** START **
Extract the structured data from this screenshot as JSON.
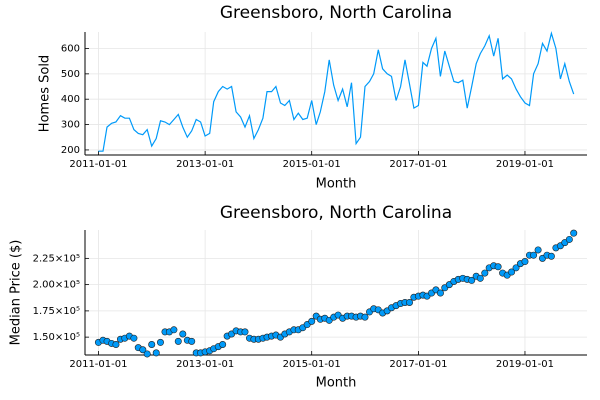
{
  "chart_data": [
    {
      "type": "line",
      "title": "Greensboro, North Carolina",
      "x_label": "Month",
      "y_label": "Homes Sold",
      "x": [
        "2011-01-01",
        "2011-02-01",
        "2011-03-01",
        "2011-04-01",
        "2011-05-01",
        "2011-06-01",
        "2011-07-01",
        "2011-08-01",
        "2011-09-01",
        "2011-10-01",
        "2011-11-01",
        "2011-12-01",
        "2012-01-01",
        "2012-02-01",
        "2012-03-01",
        "2012-04-01",
        "2012-05-01",
        "2012-06-01",
        "2012-07-01",
        "2012-08-01",
        "2012-09-01",
        "2012-10-01",
        "2012-11-01",
        "2012-12-01",
        "2013-01-01",
        "2013-02-01",
        "2013-03-01",
        "2013-04-01",
        "2013-05-01",
        "2013-06-01",
        "2013-07-01",
        "2013-08-01",
        "2013-09-01",
        "2013-10-01",
        "2013-11-01",
        "2013-12-01",
        "2014-01-01",
        "2014-02-01",
        "2014-03-01",
        "2014-04-01",
        "2014-05-01",
        "2014-06-01",
        "2014-07-01",
        "2014-08-01",
        "2014-09-01",
        "2014-10-01",
        "2014-11-01",
        "2014-12-01",
        "2015-01-01",
        "2015-02-01",
        "2015-03-01",
        "2015-04-01",
        "2015-05-01",
        "2015-06-01",
        "2015-07-01",
        "2015-08-01",
        "2015-09-01",
        "2015-10-01",
        "2015-11-01",
        "2015-12-01",
        "2016-01-01",
        "2016-02-01",
        "2016-03-01",
        "2016-04-01",
        "2016-05-01",
        "2016-06-01",
        "2016-07-01",
        "2016-08-01",
        "2016-09-01",
        "2016-10-01",
        "2016-11-01",
        "2016-12-01",
        "2017-01-01",
        "2017-02-01",
        "2017-03-01",
        "2017-04-01",
        "2017-05-01",
        "2017-06-01",
        "2017-07-01",
        "2017-08-01",
        "2017-09-01",
        "2017-10-01",
        "2017-11-01",
        "2017-12-01",
        "2018-01-01",
        "2018-02-01",
        "2018-03-01",
        "2018-04-01",
        "2018-05-01",
        "2018-06-01",
        "2018-07-01",
        "2018-08-01",
        "2018-09-01",
        "2018-10-01",
        "2018-11-01",
        "2018-12-01",
        "2019-01-01",
        "2019-02-01",
        "2019-03-01",
        "2019-04-01",
        "2019-05-01",
        "2019-06-01",
        "2019-07-01",
        "2019-08-01",
        "2019-09-01",
        "2019-10-01",
        "2019-11-01",
        "2019-12-01"
      ],
      "series": [
        {
          "name": "Homes Sold",
          "color": "#009af9",
          "values": [
            195,
            195,
            290,
            305,
            310,
            335,
            325,
            325,
            280,
            265,
            260,
            280,
            215,
            245,
            315,
            310,
            300,
            320,
            340,
            290,
            250,
            275,
            320,
            310,
            255,
            265,
            390,
            430,
            450,
            440,
            450,
            350,
            330,
            290,
            335,
            245,
            280,
            325,
            430,
            430,
            450,
            385,
            375,
            395,
            320,
            345,
            320,
            325,
            395,
            300,
            350,
            430,
            555,
            455,
            395,
            440,
            370,
            465,
            225,
            250,
            450,
            470,
            500,
            595,
            520,
            500,
            490,
            395,
            450,
            555,
            460,
            365,
            375,
            545,
            530,
            600,
            640,
            490,
            590,
            530,
            470,
            465,
            475,
            365,
            450,
            540,
            580,
            610,
            650,
            570,
            640,
            480,
            495,
            480,
            440,
            410,
            385,
            375,
            500,
            540,
            620,
            590,
            660,
            600,
            480,
            540,
            470,
            420
          ]
        }
      ],
      "xlim": [
        "2010-10-01",
        "2020-03-01"
      ],
      "xticks": [
        "2011-01-01",
        "2013-01-01",
        "2015-01-01",
        "2017-01-01",
        "2019-01-01"
      ],
      "ylim": [
        180,
        665
      ],
      "yticks": [
        200,
        300,
        400,
        500,
        600
      ],
      "grid": true
    },
    {
      "type": "scatter",
      "title": "Greensboro, North Carolina",
      "x_label": "Month",
      "y_label": "Median Price ($)",
      "x": [
        "2011-01-01",
        "2011-02-01",
        "2011-03-01",
        "2011-04-01",
        "2011-05-01",
        "2011-06-01",
        "2011-07-01",
        "2011-08-01",
        "2011-09-01",
        "2011-10-01",
        "2011-11-01",
        "2011-12-01",
        "2012-01-01",
        "2012-02-01",
        "2012-03-01",
        "2012-04-01",
        "2012-05-01",
        "2012-06-01",
        "2012-07-01",
        "2012-08-01",
        "2012-09-01",
        "2012-10-01",
        "2012-11-01",
        "2012-12-01",
        "2013-01-01",
        "2013-02-01",
        "2013-03-01",
        "2013-04-01",
        "2013-05-01",
        "2013-06-01",
        "2013-07-01",
        "2013-08-01",
        "2013-09-01",
        "2013-10-01",
        "2013-11-01",
        "2013-12-01",
        "2014-01-01",
        "2014-02-01",
        "2014-03-01",
        "2014-04-01",
        "2014-05-01",
        "2014-06-01",
        "2014-07-01",
        "2014-08-01",
        "2014-09-01",
        "2014-10-01",
        "2014-11-01",
        "2014-12-01",
        "2015-01-01",
        "2015-02-01",
        "2015-03-01",
        "2015-04-01",
        "2015-05-01",
        "2015-06-01",
        "2015-07-01",
        "2015-08-01",
        "2015-09-01",
        "2015-10-01",
        "2015-11-01",
        "2015-12-01",
        "2016-01-01",
        "2016-02-01",
        "2016-03-01",
        "2016-04-01",
        "2016-05-01",
        "2016-06-01",
        "2016-07-01",
        "2016-08-01",
        "2016-09-01",
        "2016-10-01",
        "2016-11-01",
        "2016-12-01",
        "2017-01-01",
        "2017-02-01",
        "2017-03-01",
        "2017-04-01",
        "2017-05-01",
        "2017-06-01",
        "2017-07-01",
        "2017-08-01",
        "2017-09-01",
        "2017-10-01",
        "2017-11-01",
        "2017-12-01",
        "2018-01-01",
        "2018-02-01",
        "2018-03-01",
        "2018-04-01",
        "2018-05-01",
        "2018-06-01",
        "2018-07-01",
        "2018-08-01",
        "2018-09-01",
        "2018-10-01",
        "2018-11-01",
        "2018-12-01",
        "2019-01-01",
        "2019-02-01",
        "2019-03-01",
        "2019-04-01",
        "2019-05-01",
        "2019-06-01",
        "2019-07-01",
        "2019-08-01",
        "2019-09-01",
        "2019-10-01",
        "2019-11-01",
        "2019-12-01"
      ],
      "series": [
        {
          "name": "Median Price ($)",
          "color": "#009af9",
          "values": [
            145000,
            147000,
            146000,
            144000,
            143000,
            148000,
            149000,
            151000,
            149000,
            140000,
            138000,
            134000,
            143000,
            135000,
            145000,
            155000,
            155000,
            157000,
            146000,
            153000,
            147000,
            146000,
            135000,
            135000,
            136000,
            137000,
            139000,
            141000,
            143000,
            151000,
            153000,
            156000,
            155000,
            155000,
            149000,
            148000,
            148000,
            149000,
            150000,
            151000,
            152000,
            150000,
            153000,
            155000,
            157000,
            157000,
            159000,
            162000,
            165000,
            170000,
            167000,
            168000,
            166000,
            169000,
            171000,
            168000,
            170000,
            170000,
            169000,
            170000,
            169000,
            174000,
            177000,
            176000,
            173000,
            175000,
            178000,
            180000,
            182000,
            183000,
            183000,
            188000,
            189000,
            190000,
            189000,
            192000,
            195000,
            192000,
            197000,
            200000,
            203000,
            205000,
            206000,
            205000,
            204000,
            208000,
            206000,
            211000,
            216000,
            218000,
            217000,
            211000,
            209000,
            212000,
            216000,
            220000,
            222000,
            228000,
            228000,
            233000,
            225000,
            228000,
            227000,
            235000,
            237000,
            240000,
            243000,
            249000
          ]
        }
      ],
      "xlim": [
        "2010-10-01",
        "2020-03-01"
      ],
      "xticks": [
        "2011-01-01",
        "2013-01-01",
        "2015-01-01",
        "2017-01-01",
        "2019-01-01"
      ],
      "ylim": [
        133000,
        252000
      ],
      "yticks": [
        {
          "value": 150000,
          "label": "1.50×10⁵"
        },
        {
          "value": 175000,
          "label": "1.75×10⁵"
        },
        {
          "value": 200000,
          "label": "2.00×10⁵"
        },
        {
          "value": 225000,
          "label": "2.25×10⁵"
        }
      ],
      "grid": true
    }
  ]
}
** END **
• [Exercise brief] Go through the data above and find the lines with the word "Median". Copy each of those lines.

• [Exercise solution]
      "y_label": "Median Price ($)",
          "name": "Median Price ($)",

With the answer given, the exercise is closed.